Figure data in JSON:
::::
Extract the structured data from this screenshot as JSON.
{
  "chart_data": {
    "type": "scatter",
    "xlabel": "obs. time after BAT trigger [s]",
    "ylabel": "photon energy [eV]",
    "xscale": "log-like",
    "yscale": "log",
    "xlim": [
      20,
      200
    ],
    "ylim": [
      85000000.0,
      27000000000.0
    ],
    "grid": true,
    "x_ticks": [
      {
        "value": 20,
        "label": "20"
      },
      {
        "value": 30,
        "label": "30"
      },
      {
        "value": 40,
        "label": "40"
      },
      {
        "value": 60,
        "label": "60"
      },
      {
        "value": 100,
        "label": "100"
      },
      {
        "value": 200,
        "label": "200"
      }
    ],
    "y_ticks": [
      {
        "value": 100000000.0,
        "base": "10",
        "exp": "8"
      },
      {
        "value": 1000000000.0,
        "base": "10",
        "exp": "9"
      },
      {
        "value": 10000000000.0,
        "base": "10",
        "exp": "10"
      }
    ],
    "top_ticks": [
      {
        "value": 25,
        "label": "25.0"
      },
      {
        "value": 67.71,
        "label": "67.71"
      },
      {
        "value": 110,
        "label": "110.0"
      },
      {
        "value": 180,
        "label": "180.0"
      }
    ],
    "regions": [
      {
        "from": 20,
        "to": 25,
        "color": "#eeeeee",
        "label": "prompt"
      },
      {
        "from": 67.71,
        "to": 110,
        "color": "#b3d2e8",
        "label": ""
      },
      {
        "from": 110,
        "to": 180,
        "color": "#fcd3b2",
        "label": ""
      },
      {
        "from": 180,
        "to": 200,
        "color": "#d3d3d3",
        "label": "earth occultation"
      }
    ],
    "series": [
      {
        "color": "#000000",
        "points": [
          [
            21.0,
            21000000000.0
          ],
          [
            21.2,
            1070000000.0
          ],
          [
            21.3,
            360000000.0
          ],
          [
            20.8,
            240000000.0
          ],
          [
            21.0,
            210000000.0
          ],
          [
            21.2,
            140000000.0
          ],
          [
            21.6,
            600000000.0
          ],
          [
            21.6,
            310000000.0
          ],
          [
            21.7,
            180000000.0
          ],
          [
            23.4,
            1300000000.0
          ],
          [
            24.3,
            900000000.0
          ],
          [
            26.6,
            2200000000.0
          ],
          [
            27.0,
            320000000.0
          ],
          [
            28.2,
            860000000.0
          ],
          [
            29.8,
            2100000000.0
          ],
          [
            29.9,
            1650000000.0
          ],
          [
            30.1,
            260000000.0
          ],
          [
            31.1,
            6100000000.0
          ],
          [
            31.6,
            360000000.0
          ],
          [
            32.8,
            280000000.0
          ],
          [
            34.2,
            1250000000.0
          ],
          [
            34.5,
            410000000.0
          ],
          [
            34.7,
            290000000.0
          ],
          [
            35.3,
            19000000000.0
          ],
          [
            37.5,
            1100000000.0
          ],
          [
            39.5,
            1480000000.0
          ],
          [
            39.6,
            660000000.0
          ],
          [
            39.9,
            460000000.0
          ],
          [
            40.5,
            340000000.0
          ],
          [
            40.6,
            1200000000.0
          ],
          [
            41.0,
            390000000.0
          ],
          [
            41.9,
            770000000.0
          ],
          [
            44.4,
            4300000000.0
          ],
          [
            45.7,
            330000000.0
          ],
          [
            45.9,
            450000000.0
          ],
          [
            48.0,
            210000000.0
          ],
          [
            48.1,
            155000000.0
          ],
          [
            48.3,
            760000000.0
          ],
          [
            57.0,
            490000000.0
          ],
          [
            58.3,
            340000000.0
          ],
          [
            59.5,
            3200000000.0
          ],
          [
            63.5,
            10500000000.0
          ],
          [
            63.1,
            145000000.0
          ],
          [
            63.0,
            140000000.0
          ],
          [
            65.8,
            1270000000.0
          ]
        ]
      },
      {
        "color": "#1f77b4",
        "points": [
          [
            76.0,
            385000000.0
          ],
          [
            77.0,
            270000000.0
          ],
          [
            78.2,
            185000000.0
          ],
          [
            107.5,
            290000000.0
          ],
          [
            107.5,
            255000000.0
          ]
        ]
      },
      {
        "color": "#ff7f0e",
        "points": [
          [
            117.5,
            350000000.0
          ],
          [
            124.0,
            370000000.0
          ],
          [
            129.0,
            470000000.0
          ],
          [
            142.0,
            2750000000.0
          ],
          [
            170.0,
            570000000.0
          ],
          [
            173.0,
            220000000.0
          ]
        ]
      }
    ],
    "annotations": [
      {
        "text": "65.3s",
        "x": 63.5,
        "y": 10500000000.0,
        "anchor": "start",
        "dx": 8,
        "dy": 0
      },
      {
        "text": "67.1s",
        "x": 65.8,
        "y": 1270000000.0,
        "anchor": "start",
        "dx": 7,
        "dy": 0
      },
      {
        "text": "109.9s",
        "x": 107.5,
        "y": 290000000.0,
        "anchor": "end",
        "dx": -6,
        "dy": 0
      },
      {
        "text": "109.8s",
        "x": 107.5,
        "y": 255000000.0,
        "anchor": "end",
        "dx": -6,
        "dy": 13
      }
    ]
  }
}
::::
Work to do
Copy all lines in the listing above where the string "from" appears.

Solution
Extract the structured data from this screenshot as JSON.
        "from": 20,
        "from": 67.71,
        "from": 110,
        "from": 180,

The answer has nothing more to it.